#### [Written exercise]
Write out each entry, exactly the way it appears.

#### [Extracted material]
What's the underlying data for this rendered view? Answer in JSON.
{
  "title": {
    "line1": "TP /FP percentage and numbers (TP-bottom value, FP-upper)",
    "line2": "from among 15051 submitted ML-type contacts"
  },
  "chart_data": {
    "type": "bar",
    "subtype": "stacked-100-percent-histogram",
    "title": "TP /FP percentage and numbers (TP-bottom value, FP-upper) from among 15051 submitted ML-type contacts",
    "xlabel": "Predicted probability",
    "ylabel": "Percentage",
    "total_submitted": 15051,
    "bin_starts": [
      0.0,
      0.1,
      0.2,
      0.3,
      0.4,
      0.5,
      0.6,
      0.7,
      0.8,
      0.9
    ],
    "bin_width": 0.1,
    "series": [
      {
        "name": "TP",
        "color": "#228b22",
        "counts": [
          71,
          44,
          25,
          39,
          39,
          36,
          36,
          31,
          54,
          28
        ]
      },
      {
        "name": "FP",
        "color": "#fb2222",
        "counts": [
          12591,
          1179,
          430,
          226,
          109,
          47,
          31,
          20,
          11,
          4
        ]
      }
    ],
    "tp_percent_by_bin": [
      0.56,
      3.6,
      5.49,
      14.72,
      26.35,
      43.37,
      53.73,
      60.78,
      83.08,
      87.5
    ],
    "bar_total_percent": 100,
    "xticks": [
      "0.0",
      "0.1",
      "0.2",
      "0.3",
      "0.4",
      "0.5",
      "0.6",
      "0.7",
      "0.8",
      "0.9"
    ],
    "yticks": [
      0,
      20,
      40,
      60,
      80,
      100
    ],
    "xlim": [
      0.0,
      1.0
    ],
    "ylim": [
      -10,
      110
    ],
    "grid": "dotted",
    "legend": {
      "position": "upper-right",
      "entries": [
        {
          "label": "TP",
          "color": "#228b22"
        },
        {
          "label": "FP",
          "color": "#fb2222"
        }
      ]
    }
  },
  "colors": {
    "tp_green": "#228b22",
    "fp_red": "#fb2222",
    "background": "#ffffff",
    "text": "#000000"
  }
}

#### [Answer to the task]
What's the underlying data for this rendered view? Answer in JSON.
{
  "title": {
    "line1": "TP /FP percentage and numbers (TP-bottom value, FP-upper)",
    "line2": "from among 15051 submitted ML-type contacts"
  },
  "chart_data": {
    "type": "bar",
    "subtype": "stacked-100-percent-histogram",
    "title": "TP /FP percentage and numbers (TP-bottom value, FP-upper) from among 15051 submitted ML-type contacts",
    "xlabel": "Predicted probability",
    "ylabel": "Percentage",
    "total_submitted": 15051,
    "bin_starts": [
      0.0,
      0.1,
      0.2,
      0.3,
      0.4,
      0.5,
      0.6,
      0.7,
      0.8,
      0.9
    ],
    "bin_width": 0.1,
    "series": [
      {
        "name": "TP",
        "color": "#228b22",
        "counts": [
          71,
          44,
          25,
          39,
          39,
          36,
          36,
          31,
          54,
          28
        ]
      },
      {
        "name": "FP",
        "color": "#fb2222",
        "counts": [
          12591,
          1179,
          430,
          226,
          109,
          47,
          31,
          20,
          11,
          4
        ]
      }
    ],
    "tp_percent_by_bin": [
      0.56,
      3.6,
      5.49,
      14.72,
      26.35,
      43.37,
      53.73,
      60.78,
      83.08,
      87.5
    ],
    "bar_total_percent": 100,
    "xticks": [
      "0.0",
      "0.1",
      "0.2",
      "0.3",
      "0.4",
      "0.5",
      "0.6",
      "0.7",
      "0.8",
      "0.9"
    ],
    "yticks": [
      0,
      20,
      40,
      60,
      80,
      100
    ],
    "xlim": [
      0.0,
      1.0
    ],
    "ylim": [
      -10,
      110
    ],
    "grid": "dotted",
    "legend": {
      "position": "upper-right",
      "entries": [
        {
          "label": "TP",
          "color": "#228b22"
        },
        {
          "label": "FP",
          "color": "#fb2222"
        }
      ]
    }
  },
  "colors": {
    "tp_green": "#228b22",
    "fp_red": "#fb2222",
    "background": "#ffffff",
    "text": "#000000"
  }
}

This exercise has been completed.